# Problem requirements
What is needed is an exact copy of every entry below.

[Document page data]
*** Block opens ***

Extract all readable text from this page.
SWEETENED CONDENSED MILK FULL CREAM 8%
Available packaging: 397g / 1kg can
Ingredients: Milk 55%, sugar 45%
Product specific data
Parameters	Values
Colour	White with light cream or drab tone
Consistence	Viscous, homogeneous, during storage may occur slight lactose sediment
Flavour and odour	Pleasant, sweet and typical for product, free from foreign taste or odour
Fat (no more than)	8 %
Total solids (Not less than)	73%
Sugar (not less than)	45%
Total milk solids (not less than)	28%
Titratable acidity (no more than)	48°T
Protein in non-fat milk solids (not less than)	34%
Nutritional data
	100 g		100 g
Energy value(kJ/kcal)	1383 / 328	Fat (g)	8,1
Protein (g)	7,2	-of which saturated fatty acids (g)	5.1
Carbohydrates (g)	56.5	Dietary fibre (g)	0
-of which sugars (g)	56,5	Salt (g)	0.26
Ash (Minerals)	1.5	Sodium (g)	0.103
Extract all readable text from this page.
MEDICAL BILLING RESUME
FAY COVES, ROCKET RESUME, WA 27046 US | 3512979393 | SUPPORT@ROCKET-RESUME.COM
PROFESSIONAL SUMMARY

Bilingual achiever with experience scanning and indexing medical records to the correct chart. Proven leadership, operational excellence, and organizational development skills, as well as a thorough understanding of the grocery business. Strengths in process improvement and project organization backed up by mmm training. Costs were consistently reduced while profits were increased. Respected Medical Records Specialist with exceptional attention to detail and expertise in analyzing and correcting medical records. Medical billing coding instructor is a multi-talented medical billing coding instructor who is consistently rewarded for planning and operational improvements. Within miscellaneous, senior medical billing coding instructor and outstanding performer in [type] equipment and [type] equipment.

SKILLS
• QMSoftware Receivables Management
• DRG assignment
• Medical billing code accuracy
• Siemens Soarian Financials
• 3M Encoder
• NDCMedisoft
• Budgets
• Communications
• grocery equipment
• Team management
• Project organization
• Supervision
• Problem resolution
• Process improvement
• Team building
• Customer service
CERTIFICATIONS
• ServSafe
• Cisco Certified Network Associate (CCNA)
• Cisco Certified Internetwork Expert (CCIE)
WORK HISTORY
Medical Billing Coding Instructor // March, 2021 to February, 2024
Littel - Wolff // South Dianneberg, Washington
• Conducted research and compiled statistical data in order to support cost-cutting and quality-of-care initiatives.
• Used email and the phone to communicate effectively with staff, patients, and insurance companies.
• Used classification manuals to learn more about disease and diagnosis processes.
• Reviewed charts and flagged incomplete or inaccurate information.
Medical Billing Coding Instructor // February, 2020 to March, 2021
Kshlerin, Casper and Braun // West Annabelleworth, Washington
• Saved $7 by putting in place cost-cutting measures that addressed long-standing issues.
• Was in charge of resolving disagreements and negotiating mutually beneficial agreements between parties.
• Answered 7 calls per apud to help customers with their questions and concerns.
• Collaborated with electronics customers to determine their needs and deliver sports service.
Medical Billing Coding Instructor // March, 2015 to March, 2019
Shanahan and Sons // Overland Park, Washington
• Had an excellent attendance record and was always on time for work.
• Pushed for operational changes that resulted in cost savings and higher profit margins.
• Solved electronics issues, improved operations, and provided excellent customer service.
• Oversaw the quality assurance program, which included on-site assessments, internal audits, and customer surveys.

*** Block closes ***

# Answer section
Extract all readable text from this page.
SWEETENED CONDENSED MILK FULL CREAM 8%
Available packaging: 397g / 1kg can
Ingredients: Milk 55%, sugar 45%
Product specific data
Parameters	Values
Colour	White with light cream or drab tone
Consistence	Viscous, homogeneous, during storage may occur slight lactose sediment
Flavour and odour	Pleasant, sweet and typical for product, free from foreign taste or odour
Fat (no more than)	8 %
Total solids (Not less than)	73%
Sugar (not less than)	45%
Total milk solids (not less than)	28%
Titratable acidity (no more than)	48°T
Protein in non-fat milk solids (not less than)	34%
Nutritional data
	100 g		100 g
Energy value(kJ/kcal)	1383 / 328	Fat (g)	8,1
Protein (g)	7,2	-of which saturated fatty acids (g)	5.1
Carbohydrates (g)	56.5	Dietary fibre (g)	0
-of which sugars (g)	56,5	Salt (g)	0.26
Ash (Minerals)	1.5	Sodium (g)	0.103
Extract all readable text from this page.
MEDICAL BILLING RESUME
FAY COVES, ROCKET RESUME, WA 27046 US | 3512979393 | SUPPORT@ROCKET-RESUME.COM
PROFESSIONAL SUMMARY

Bilingual achiever with experience scanning and indexing medical records to the correct chart. Proven leadership, operational excellence, and organizational development skills, as well as a thorough understanding of the grocery business. Strengths in process improvement and project organization backed up by mmm training. Costs were consistently reduced while profits were increased. Respected Medical Records Specialist with exceptional attention to detail and expertise in analyzing and correcting medical records. Medical billing coding instructor is a multi-talented medical billing coding instructor who is consistently rewarded for planning and operational improvements. Within miscellaneous, senior medical billing coding instructor and outstanding performer in [type] equipment and [type] equipment.

SKILLS
• QMSoftware Receivables Management
• DRG assignment
• Medical billing code accuracy
• Siemens Soarian Financials
• 3M Encoder
• NDCMedisoft
• Budgets
• Communications
• grocery equipment
• Team management
• Project organization
• Supervision
• Problem resolution
• Process improvement
• Team building
• Customer service
CERTIFICATIONS
• ServSafe
• Cisco Certified Network Associate (CCNA)
• Cisco Certified Internetwork Expert (CCIE)
WORK HISTORY
Medical Billing Coding Instructor // March, 2021 to February, 2024
Littel - Wolff // South Dianneberg, Washington
• Conducted research and compiled statistical data in order to support cost-cutting and quality-of-care initiatives.
• Used email and the phone to communicate effectively with staff, patients, and insurance companies.
• Used classification manuals to learn more about disease and diagnosis processes.
• Reviewed charts and flagged incomplete or inaccurate information.
Medical Billing Coding Instructor // February, 2020 to March, 2021
Kshlerin, Casper and Braun // West Annabelleworth, Washington
• Saved $7 by putting in place cost-cutting measures that addressed long-standing issues.
• Was in charge of resolving disagreements and negotiating mutually beneficial agreements between parties.
• Answered 7 calls per apud to help customers with their questions and concerns.
• Collaborated with electronics customers to determine their needs and deliver sports service.
Medical Billing Coding Instructor // March, 2015 to March, 2019
Shanahan and Sons // Overland Park, Washington
• Had an excellent attendance record and was always on time for work.
• Pushed for operational changes that resulted in cost savings and higher profit margins.
• Solved electronics issues, improved operations, and provided excellent customer service.
• Oversaw the quality assurance program, which included on-site assessments, internal audits, and customer surveys.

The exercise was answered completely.